Without omitting anything, return the records precisely as given.
********
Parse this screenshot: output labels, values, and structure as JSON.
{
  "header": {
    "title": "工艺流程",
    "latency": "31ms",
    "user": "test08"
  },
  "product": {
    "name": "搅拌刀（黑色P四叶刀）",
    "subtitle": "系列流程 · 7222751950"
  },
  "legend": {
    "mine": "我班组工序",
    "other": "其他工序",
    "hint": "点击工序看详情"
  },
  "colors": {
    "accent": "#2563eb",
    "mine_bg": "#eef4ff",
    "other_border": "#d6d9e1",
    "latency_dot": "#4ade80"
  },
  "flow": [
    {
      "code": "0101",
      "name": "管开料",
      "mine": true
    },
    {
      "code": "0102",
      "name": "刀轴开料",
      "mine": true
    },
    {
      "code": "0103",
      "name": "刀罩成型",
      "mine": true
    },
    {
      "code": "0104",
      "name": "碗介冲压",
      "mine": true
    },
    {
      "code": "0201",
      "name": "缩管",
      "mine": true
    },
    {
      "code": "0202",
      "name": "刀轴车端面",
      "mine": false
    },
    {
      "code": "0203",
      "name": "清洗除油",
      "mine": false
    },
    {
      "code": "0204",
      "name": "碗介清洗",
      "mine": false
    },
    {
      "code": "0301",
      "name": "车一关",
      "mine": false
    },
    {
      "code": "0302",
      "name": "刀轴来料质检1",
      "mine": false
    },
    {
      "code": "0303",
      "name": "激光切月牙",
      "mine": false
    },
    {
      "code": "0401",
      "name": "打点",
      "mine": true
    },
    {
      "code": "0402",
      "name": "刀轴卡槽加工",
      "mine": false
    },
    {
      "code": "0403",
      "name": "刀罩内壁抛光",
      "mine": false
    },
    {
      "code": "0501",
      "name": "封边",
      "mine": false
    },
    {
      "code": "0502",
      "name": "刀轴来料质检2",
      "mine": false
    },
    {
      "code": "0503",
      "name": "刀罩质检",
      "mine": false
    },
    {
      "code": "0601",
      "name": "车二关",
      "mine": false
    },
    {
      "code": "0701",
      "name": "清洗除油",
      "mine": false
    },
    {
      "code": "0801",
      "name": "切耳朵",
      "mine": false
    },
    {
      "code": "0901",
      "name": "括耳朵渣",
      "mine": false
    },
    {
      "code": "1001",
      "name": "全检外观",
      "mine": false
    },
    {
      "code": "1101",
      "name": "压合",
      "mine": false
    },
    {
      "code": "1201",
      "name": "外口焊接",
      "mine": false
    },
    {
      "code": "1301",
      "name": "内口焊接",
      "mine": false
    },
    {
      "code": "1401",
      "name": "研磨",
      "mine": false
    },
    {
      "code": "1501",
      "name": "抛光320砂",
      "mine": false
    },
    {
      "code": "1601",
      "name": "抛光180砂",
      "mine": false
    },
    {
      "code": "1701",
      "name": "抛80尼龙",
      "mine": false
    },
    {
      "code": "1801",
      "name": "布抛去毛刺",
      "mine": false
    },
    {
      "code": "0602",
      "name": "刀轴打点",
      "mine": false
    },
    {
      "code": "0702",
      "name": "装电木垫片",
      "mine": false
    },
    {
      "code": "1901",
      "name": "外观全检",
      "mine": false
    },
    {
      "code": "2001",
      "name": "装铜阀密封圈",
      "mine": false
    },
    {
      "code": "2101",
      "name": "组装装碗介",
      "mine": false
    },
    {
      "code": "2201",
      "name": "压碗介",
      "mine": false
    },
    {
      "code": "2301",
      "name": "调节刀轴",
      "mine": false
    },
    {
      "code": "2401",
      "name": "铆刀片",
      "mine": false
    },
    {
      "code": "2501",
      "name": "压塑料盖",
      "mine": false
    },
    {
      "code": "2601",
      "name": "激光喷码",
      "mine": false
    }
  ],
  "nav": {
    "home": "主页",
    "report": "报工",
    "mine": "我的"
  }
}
********
→ **ANSWER TO THIS EXERCISE**:
Parse this screenshot: output labels, values, and structure as JSON.
{
  "header": {
    "title": "工艺流程",
    "latency": "31ms",
    "user": "test08"
  },
  "product": {
    "name": "搅拌刀（黑色P四叶刀）",
    "subtitle": "系列流程 · 7222751950"
  },
  "legend": {
    "mine": "我班组工序",
    "other": "其他工序",
    "hint": "点击工序看详情"
  },
  "colors": {
    "accent": "#2563eb",
    "mine_bg": "#eef4ff",
    "other_border": "#d6d9e1",
    "latency_dot": "#4ade80"
  },
  "flow": [
    {
      "code": "0101",
      "name": "管开料",
      "mine": true
    },
    {
      "code": "0102",
      "name": "刀轴开料",
      "mine": true
    },
    {
      "code": "0103",
      "name": "刀罩成型",
      "mine": true
    },
    {
      "code": "0104",
      "name": "碗介冲压",
      "mine": true
    },
    {
      "code": "0201",
      "name": "缩管",
      "mine": true
    },
    {
      "code": "0202",
      "name": "刀轴车端面",
      "mine": false
    },
    {
      "code": "0203",
      "name": "清洗除油",
      "mine": false
    },
    {
      "code": "0204",
      "name": "碗介清洗",
      "mine": false
    },
    {
      "code": "0301",
      "name": "车一关",
      "mine": false
    },
    {
      "code": "0302",
      "name": "刀轴来料质检1",
      "mine": false
    },
    {
      "code": "0303",
      "name": "激光切月牙",
      "mine": false
    },
    {
      "code": "0401",
      "name": "打点",
      "mine": true
    },
    {
      "code": "0402",
      "name": "刀轴卡槽加工",
      "mine": false
    },
    {
      "code": "0403",
      "name": "刀罩内壁抛光",
      "mine": false
    },
    {
      "code": "0501",
      "name": "封边",
      "mine": false
    },
    {
      "code": "0502",
      "name": "刀轴来料质检2",
      "mine": false
    },
    {
      "code": "0503",
      "name": "刀罩质检",
      "mine": false
    },
    {
      "code": "0601",
      "name": "车二关",
      "mine": false
    },
    {
      "code": "0701",
      "name": "清洗除油",
      "mine": false
    },
    {
      "code": "0801",
      "name": "切耳朵",
      "mine": false
    },
    {
      "code": "0901",
      "name": "括耳朵渣",
      "mine": false
    },
    {
      "code": "1001",
      "name": "全检外观",
      "mine": false
    },
    {
      "code": "1101",
      "name": "压合",
      "mine": false
    },
    {
      "code": "1201",
      "name": "外口焊接",
      "mine": false
    },
    {
      "code": "1301",
      "name": "内口焊接",
      "mine": false
    },
    {
      "code": "1401",
      "name": "研磨",
      "mine": false
    },
    {
      "code": "1501",
      "name": "抛光320砂",
      "mine": false
    },
    {
      "code": "1601",
      "name": "抛光180砂",
      "mine": false
    },
    {
      "code": "1701",
      "name": "抛80尼龙",
      "mine": false
    },
    {
      "code": "1801",
      "name": "布抛去毛刺",
      "mine": false
    },
    {
      "code": "0602",
      "name": "刀轴打点",
      "mine": false
    },
    {
      "code": "0702",
      "name": "装电木垫片",
      "mine": false
    },
    {
      "code": "1901",
      "name": "外观全检",
      "mine": false
    },
    {
      "code": "2001",
      "name": "装铜阀密封圈",
      "mine": false
    },
    {
      "code": "2101",
      "name": "组装装碗介",
      "mine": false
    },
    {
      "code": "2201",
      "name": "压碗介",
      "mine": false
    },
    {
      "code": "2301",
      "name": "调节刀轴",
      "mine": false
    },
    {
      "code": "2401",
      "name": "铆刀片",
      "mine": false
    },
    {
      "code": "2501",
      "name": "压塑料盖",
      "mine": false
    },
    {
      "code": "2601",
      "name": "激光喷码",
      "mine": false
    }
  ],
  "nav": {
    "home": "主页",
    "report": "报工",
    "mine": "我的"
  }
}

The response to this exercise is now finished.